TASK :: For the listing below, give the count of lines containing "phiếm", and no other text.
((
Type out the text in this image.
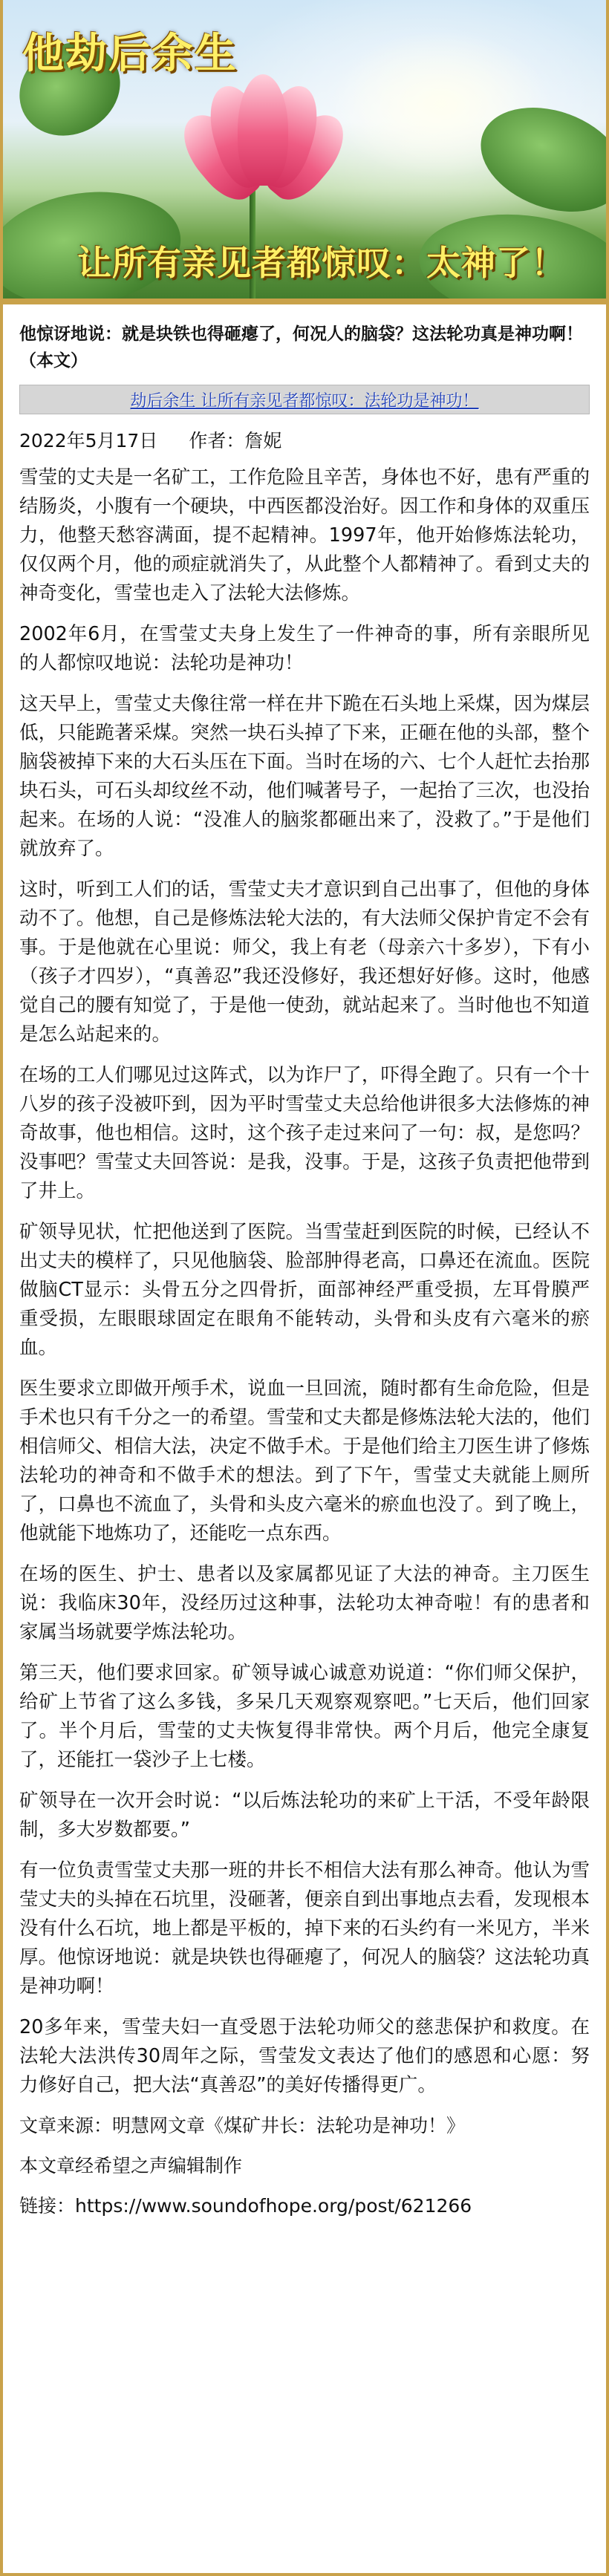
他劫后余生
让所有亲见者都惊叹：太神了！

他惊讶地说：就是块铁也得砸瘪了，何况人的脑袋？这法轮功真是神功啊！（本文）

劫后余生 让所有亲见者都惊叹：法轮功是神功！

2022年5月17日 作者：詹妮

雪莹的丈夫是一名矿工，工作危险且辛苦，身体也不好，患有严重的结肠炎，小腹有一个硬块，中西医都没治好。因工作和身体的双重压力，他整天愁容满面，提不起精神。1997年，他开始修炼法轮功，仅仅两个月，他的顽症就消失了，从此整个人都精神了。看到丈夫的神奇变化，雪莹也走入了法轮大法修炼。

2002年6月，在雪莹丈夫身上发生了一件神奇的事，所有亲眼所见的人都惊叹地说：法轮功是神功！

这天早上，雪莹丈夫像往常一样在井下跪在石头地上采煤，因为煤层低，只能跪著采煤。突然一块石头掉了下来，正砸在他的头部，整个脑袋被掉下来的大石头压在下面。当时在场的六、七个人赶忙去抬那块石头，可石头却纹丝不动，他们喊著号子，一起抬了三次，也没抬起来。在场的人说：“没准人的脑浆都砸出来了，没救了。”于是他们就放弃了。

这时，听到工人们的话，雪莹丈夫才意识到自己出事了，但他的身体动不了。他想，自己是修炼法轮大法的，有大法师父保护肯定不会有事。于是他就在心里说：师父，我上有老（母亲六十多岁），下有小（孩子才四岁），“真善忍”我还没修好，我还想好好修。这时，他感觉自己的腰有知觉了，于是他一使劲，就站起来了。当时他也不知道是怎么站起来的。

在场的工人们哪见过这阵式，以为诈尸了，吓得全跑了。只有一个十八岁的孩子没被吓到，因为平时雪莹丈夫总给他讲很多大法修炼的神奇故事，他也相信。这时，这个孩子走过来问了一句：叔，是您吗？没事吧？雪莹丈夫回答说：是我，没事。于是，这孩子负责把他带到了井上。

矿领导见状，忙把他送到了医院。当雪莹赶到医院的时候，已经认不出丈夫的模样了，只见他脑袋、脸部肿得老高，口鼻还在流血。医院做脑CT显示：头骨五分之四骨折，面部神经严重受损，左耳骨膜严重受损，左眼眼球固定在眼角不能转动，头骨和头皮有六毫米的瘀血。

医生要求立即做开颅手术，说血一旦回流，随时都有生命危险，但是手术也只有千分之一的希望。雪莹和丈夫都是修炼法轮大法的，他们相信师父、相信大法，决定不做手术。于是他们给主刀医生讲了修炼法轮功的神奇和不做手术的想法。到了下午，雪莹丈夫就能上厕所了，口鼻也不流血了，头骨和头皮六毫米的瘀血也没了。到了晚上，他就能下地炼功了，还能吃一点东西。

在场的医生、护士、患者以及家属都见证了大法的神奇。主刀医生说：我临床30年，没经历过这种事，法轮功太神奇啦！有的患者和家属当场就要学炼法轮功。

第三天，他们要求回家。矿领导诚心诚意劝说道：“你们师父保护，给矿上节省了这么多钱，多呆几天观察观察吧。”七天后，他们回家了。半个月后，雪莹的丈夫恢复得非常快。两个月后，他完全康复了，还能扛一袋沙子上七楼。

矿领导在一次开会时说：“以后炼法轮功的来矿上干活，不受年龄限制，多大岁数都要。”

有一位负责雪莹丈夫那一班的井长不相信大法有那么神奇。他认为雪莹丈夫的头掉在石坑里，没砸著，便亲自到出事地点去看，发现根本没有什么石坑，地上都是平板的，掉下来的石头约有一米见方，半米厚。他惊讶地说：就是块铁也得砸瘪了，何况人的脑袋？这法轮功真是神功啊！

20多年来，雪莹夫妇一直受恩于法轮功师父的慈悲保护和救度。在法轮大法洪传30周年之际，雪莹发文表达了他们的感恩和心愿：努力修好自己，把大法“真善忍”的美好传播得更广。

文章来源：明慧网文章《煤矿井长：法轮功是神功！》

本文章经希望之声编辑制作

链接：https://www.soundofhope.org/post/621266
))
((
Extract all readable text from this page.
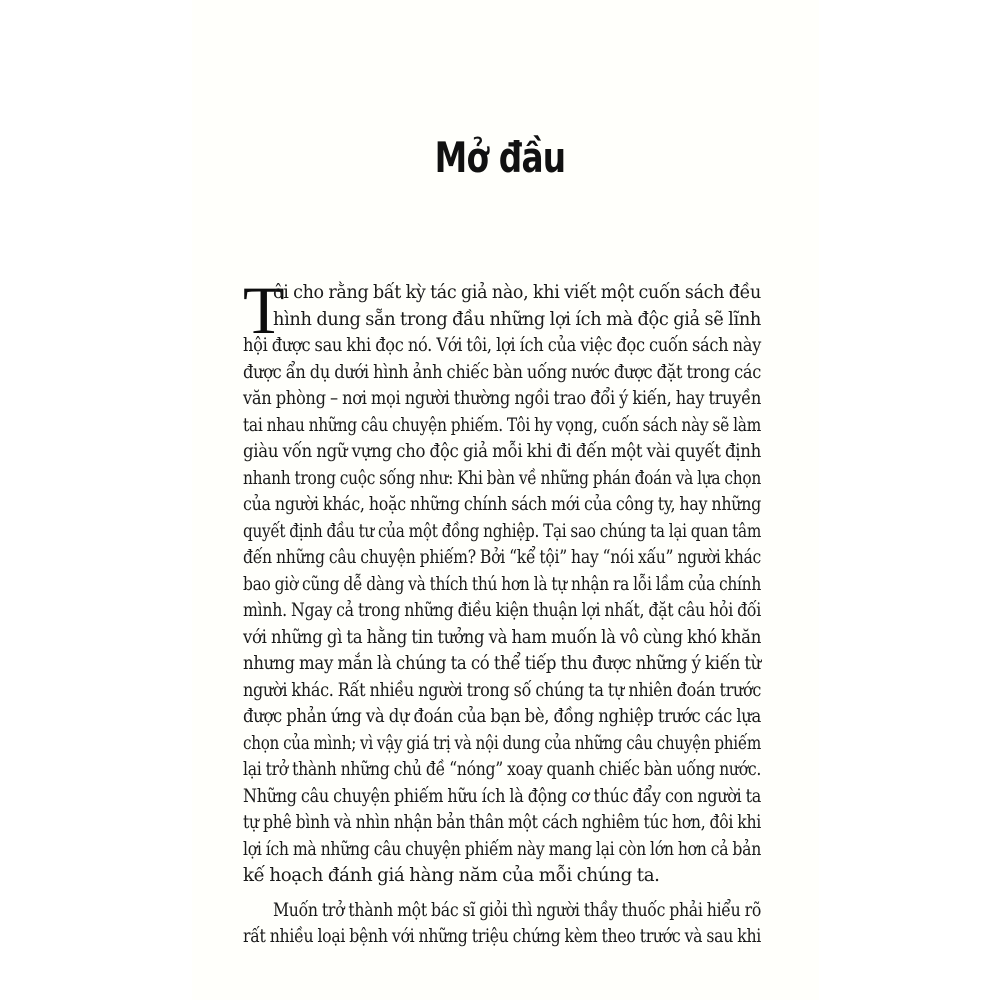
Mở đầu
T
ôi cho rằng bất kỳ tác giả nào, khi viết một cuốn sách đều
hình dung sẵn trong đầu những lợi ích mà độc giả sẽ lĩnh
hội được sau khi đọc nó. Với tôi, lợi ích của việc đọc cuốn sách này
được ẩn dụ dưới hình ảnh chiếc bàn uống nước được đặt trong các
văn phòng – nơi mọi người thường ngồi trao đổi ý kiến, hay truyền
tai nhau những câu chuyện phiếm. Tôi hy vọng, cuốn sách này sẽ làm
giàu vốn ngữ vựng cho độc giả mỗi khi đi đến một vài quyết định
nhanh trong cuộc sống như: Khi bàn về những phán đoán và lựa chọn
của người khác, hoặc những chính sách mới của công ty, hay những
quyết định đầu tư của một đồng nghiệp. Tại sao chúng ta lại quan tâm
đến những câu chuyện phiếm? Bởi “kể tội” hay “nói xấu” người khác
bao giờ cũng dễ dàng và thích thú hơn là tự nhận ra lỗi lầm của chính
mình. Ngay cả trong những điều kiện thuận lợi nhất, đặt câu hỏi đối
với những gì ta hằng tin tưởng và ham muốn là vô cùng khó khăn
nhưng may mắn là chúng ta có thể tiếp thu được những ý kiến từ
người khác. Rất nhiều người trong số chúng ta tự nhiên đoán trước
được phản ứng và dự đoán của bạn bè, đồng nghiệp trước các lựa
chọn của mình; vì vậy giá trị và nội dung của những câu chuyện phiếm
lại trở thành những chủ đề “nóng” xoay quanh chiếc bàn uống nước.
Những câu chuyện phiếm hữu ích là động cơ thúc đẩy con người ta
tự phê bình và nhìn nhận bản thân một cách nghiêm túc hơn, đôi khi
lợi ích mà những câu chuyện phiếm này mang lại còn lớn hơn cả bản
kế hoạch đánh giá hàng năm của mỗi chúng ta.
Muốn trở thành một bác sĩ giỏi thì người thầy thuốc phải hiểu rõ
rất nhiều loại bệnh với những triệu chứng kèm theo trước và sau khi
))
COMPLETED EXERCISE :: 5